▶ Exercise details: Retype the records that come next, word for word.
# # #
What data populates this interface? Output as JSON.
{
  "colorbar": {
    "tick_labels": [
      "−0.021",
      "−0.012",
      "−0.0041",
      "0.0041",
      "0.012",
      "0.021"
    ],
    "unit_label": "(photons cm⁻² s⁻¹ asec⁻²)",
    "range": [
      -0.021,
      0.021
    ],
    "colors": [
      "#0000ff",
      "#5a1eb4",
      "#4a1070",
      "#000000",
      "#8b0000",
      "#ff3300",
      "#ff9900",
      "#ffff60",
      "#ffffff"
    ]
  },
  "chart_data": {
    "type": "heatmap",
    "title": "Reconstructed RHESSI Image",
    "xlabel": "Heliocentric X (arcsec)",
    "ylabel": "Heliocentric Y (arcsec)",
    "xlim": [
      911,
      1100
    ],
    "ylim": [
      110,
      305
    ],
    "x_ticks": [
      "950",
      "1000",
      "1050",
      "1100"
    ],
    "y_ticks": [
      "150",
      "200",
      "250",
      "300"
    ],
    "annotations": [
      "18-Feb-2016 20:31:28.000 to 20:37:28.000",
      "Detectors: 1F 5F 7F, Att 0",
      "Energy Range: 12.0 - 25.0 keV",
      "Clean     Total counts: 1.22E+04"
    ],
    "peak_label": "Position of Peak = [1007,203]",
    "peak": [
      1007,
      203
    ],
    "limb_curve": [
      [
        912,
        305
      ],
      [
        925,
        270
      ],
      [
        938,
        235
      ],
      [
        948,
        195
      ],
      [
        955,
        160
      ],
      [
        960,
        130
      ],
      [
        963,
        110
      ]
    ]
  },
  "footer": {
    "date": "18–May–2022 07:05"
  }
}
# # #
▶ Response below:
What data populates this interface? Output as JSON.
{
  "colorbar": {
    "tick_labels": [
      "−0.021",
      "−0.012",
      "−0.0041",
      "0.0041",
      "0.012",
      "0.021"
    ],
    "unit_label": "(photons cm⁻² s⁻¹ asec⁻²)",
    "range": [
      -0.021,
      0.021
    ],
    "colors": [
      "#0000ff",
      "#5a1eb4",
      "#4a1070",
      "#000000",
      "#8b0000",
      "#ff3300",
      "#ff9900",
      "#ffff60",
      "#ffffff"
    ]
  },
  "chart_data": {
    "type": "heatmap",
    "title": "Reconstructed RHESSI Image",
    "xlabel": "Heliocentric X (arcsec)",
    "ylabel": "Heliocentric Y (arcsec)",
    "xlim": [
      911,
      1100
    ],
    "ylim": [
      110,
      305
    ],
    "x_ticks": [
      "950",
      "1000",
      "1050",
      "1100"
    ],
    "y_ticks": [
      "150",
      "200",
      "250",
      "300"
    ],
    "annotations": [
      "18-Feb-2016 20:31:28.000 to 20:37:28.000",
      "Detectors: 1F 5F 7F, Att 0",
      "Energy Range: 12.0 - 25.0 keV",
      "Clean     Total counts: 1.22E+04"
    ],
    "peak_label": "Position of Peak = [1007,203]",
    "peak": [
      1007,
      203
    ],
    "limb_curve": [
      [
        912,
        305
      ],
      [
        925,
        270
      ],
      [
        938,
        235
      ],
      [
        948,
        195
      ],
      [
        955,
        160
      ],
      [
        960,
        130
      ],
      [
        963,
        110
      ]
    ]
  },
  "footer": {
    "date": "18–May–2022 07:05"
  }
}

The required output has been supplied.